Collection entries:
....................

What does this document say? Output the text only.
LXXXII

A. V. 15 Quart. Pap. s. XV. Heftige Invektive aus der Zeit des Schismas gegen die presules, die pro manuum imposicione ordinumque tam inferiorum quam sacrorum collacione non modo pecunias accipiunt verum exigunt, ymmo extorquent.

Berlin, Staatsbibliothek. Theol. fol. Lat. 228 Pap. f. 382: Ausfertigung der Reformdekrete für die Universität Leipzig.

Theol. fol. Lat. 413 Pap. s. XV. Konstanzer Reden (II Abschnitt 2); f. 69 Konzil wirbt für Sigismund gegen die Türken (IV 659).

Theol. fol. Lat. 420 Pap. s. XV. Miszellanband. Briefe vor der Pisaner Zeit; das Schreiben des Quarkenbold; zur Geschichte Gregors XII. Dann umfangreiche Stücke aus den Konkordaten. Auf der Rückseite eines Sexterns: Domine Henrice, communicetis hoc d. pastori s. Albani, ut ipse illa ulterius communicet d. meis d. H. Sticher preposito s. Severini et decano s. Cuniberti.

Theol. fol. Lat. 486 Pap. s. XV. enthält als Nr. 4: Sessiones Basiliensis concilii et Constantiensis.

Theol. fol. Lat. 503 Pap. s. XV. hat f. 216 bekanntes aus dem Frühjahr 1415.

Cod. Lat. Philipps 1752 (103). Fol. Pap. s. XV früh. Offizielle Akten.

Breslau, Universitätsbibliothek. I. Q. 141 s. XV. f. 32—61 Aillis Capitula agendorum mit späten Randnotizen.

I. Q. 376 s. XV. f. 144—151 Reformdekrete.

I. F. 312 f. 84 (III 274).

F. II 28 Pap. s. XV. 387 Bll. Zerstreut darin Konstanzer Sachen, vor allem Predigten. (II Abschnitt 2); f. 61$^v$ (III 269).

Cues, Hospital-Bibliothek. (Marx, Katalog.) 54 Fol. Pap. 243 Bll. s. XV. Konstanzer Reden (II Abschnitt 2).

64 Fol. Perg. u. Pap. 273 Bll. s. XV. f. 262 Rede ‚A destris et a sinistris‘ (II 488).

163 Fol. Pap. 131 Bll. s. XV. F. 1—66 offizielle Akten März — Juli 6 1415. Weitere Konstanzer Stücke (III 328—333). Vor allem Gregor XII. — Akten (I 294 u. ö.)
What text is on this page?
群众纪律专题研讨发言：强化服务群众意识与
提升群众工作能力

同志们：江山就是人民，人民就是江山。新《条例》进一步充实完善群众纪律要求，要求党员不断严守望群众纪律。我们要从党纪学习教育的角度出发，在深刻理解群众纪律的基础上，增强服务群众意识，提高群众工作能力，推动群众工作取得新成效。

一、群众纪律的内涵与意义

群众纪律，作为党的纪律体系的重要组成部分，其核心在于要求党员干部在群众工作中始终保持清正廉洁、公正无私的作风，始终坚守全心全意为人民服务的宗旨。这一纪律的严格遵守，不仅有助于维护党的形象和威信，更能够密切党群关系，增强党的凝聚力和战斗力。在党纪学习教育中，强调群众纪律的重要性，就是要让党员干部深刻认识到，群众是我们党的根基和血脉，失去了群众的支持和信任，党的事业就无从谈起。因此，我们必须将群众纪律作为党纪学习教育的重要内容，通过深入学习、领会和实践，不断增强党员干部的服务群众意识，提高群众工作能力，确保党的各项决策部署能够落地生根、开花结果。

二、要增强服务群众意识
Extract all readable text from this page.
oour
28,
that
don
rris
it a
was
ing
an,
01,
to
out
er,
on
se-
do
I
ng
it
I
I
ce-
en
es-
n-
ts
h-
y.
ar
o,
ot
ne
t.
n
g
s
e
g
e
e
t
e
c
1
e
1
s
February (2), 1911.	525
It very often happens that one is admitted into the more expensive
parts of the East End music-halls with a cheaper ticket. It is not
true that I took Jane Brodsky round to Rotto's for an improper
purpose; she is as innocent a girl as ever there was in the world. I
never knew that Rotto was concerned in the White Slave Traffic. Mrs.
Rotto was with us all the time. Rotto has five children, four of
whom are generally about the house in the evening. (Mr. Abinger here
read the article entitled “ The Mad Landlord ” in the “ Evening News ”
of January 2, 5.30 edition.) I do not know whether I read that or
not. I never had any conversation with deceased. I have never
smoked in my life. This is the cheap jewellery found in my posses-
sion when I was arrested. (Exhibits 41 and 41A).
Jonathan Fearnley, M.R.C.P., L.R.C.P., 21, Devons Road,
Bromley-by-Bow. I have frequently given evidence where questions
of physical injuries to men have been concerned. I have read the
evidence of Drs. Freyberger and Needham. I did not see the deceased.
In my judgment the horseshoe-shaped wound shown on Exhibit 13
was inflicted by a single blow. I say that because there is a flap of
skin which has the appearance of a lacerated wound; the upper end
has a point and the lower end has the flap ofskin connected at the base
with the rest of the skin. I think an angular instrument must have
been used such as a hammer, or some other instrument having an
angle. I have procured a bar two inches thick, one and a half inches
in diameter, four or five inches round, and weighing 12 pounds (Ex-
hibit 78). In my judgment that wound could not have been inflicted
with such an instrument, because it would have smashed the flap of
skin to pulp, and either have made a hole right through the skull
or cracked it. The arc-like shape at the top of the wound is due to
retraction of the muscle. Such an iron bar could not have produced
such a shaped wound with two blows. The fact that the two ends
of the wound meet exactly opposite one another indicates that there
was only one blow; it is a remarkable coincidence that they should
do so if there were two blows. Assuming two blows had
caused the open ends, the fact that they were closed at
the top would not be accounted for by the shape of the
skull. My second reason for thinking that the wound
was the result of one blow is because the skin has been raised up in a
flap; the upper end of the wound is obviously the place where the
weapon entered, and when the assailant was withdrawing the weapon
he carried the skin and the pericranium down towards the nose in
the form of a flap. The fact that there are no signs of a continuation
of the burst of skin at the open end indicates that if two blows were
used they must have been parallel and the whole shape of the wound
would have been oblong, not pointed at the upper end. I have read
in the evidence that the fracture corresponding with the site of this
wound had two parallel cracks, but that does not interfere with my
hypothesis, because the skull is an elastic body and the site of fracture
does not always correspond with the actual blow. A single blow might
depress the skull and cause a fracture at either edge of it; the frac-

....................

• **Exercise requirements**: Return all the data exactly as given.

• **Solution**:
What does this document say? Output the text only.
LXXXII

A. V. 15 Quart. Pap. s. XV. Heftige Invektive aus der Zeit des Schismas gegen die presules, die pro manuum imposicione ordinumque tam inferiorum quam sacrorum collacione non modo pecunias accipiunt verum exigunt, ymmo extorquent.

Berlin, Staatsbibliothek. Theol. fol. Lat. 228 Pap. f. 382: Ausfertigung der Reformdekrete für die Universität Leipzig.

Theol. fol. Lat. 413 Pap. s. XV. Konstanzer Reden (II Abschnitt 2); f. 69 Konzil wirbt für Sigismund gegen die Türken (IV 659).

Theol. fol. Lat. 420 Pap. s. XV. Miszellanband. Briefe vor der Pisaner Zeit; das Schreiben des Quarkenbold; zur Geschichte Gregors XII. Dann umfangreiche Stücke aus den Konkordaten. Auf der Rückseite eines Sexterns: Domine Henrice, communicetis hoc d. pastori s. Albani, ut ipse illa ulterius communicet d. meis d. H. Sticher preposito s. Severini et decano s. Cuniberti.

Theol. fol. Lat. 486 Pap. s. XV. enthält als Nr. 4: Sessiones Basiliensis concilii et Constantiensis.

Theol. fol. Lat. 503 Pap. s. XV. hat f. 216 bekanntes aus dem Frühjahr 1415.

Cod. Lat. Philipps 1752 (103). Fol. Pap. s. XV früh. Offizielle Akten.

Breslau, Universitätsbibliothek. I. Q. 141 s. XV. f. 32—61 Aillis Capitula agendorum mit späten Randnotizen.

I. Q. 376 s. XV. f. 144—151 Reformdekrete.

I. F. 312 f. 84 (III 274).

F. II 28 Pap. s. XV. 387 Bll. Zerstreut darin Konstanzer Sachen, vor allem Predigten. (II Abschnitt 2); f. 61$^v$ (III 269).

Cues, Hospital-Bibliothek. (Marx, Katalog.) 54 Fol. Pap. 243 Bll. s. XV. Konstanzer Reden (II Abschnitt 2).

64 Fol. Perg. u. Pap. 273 Bll. s. XV. f. 262 Rede ‚A destris et a sinistris‘ (II 488).

163 Fol. Pap. 131 Bll. s. XV. F. 1—66 offizielle Akten März — Juli 6 1415. Weitere Konstanzer Stücke (III 328—333). Vor allem Gregor XII. — Akten (I 294 u. ö.)
What text is on this page?
群众纪律专题研讨发言：强化服务群众意识与
提升群众工作能力

同志们：江山就是人民，人民就是江山。新《条例》进一步充实完善群众纪律要求，要求党员不断严守望群众纪律。我们要从党纪学习教育的角度出发，在深刻理解群众纪律的基础上，增强服务群众意识，提高群众工作能力，推动群众工作取得新成效。

一、群众纪律的内涵与意义

群众纪律，作为党的纪律体系的重要组成部分，其核心在于要求党员干部在群众工作中始终保持清正廉洁、公正无私的作风，始终坚守全心全意为人民服务的宗旨。这一纪律的严格遵守，不仅有助于维护党的形象和威信，更能够密切党群关系，增强党的凝聚力和战斗力。在党纪学习教育中，强调群众纪律的重要性，就是要让党员干部深刻认识到，群众是我们党的根基和血脉，失去了群众的支持和信任，党的事业就无从谈起。因此，我们必须将群众纪律作为党纪学习教育的重要内容，通过深入学习、领会和实践，不断增强党员干部的服务群众意识，提高群众工作能力，确保党的各项决策部署能够落地生根、开花结果。

二、要增强服务群众意识
Extract all readable text from this page.
oour
28,
that
don
rris
it a
was
ing
an,
01,
to
out
er,
on
se-
do
I
ng
it
I
I
ce-
en
es-
n-
ts
h-
y.
ar
o,
ot
ne
t.
n
g
s
e
g
e
e
t
e
c
1
e
1
s
February (2), 1911.	525
It very often happens that one is admitted into the more expensive
parts of the East End music-halls with a cheaper ticket. It is not
true that I took Jane Brodsky round to Rotto's for an improper
purpose; she is as innocent a girl as ever there was in the world. I
never knew that Rotto was concerned in the White Slave Traffic. Mrs.
Rotto was with us all the time. Rotto has five children, four of
whom are generally about the house in the evening. (Mr. Abinger here
read the article entitled “ The Mad Landlord ” in the “ Evening News ”
of January 2, 5.30 edition.) I do not know whether I read that or
not. I never had any conversation with deceased. I have never
smoked in my life. This is the cheap jewellery found in my posses-
sion when I was arrested. (Exhibits 41 and 41A).
Jonathan Fearnley, M.R.C.P., L.R.C.P., 21, Devons Road,
Bromley-by-Bow. I have frequently given evidence where questions
of physical injuries to men have been concerned. I have read the
evidence of Drs. Freyberger and Needham. I did not see the deceased.
In my judgment the horseshoe-shaped wound shown on Exhibit 13
was inflicted by a single blow. I say that because there is a flap of
skin which has the appearance of a lacerated wound; the upper end
has a point and the lower end has the flap ofskin connected at the base
with the rest of the skin. I think an angular instrument must have
been used such as a hammer, or some other instrument having an
angle. I have procured a bar two inches thick, one and a half inches
in diameter, four or five inches round, and weighing 12 pounds (Ex-
hibit 78). In my judgment that wound could not have been inflicted
with such an instrument, because it would have smashed the flap of
skin to pulp, and either have made a hole right through the skull
or cracked it. The arc-like shape at the top of the wound is due to
retraction of the muscle. Such an iron bar could not have produced
such a shaped wound with two blows. The fact that the two ends
of the wound meet exactly opposite one another indicates that there
was only one blow; it is a remarkable coincidence that they should
do so if there were two blows. Assuming two blows had
caused the open ends, the fact that they were closed at
the top would not be accounted for by the shape of the
skull. My second reason for thinking that the wound
was the result of one blow is because the skin has been raised up in a
flap; the upper end of the wound is obviously the place where the
weapon entered, and when the assailant was withdrawing the weapon
he carried the skin and the pericranium down towards the nose in
the form of a flap. The fact that there are no signs of a continuation
of the burst of skin at the open end indicates that if two blows were
used they must have been parallel and the whole shape of the wound
would have been oblong, not pointed at the upper end. I have read
in the evidence that the fracture corresponding with the site of this
wound had two parallel cracks, but that does not interfere with my
hypothesis, because the skull is an elastic body and the site of fracture
does not always correspond with the actual blow. A single blow might
depress the skull and cause a fracture at either edge of it; the frac-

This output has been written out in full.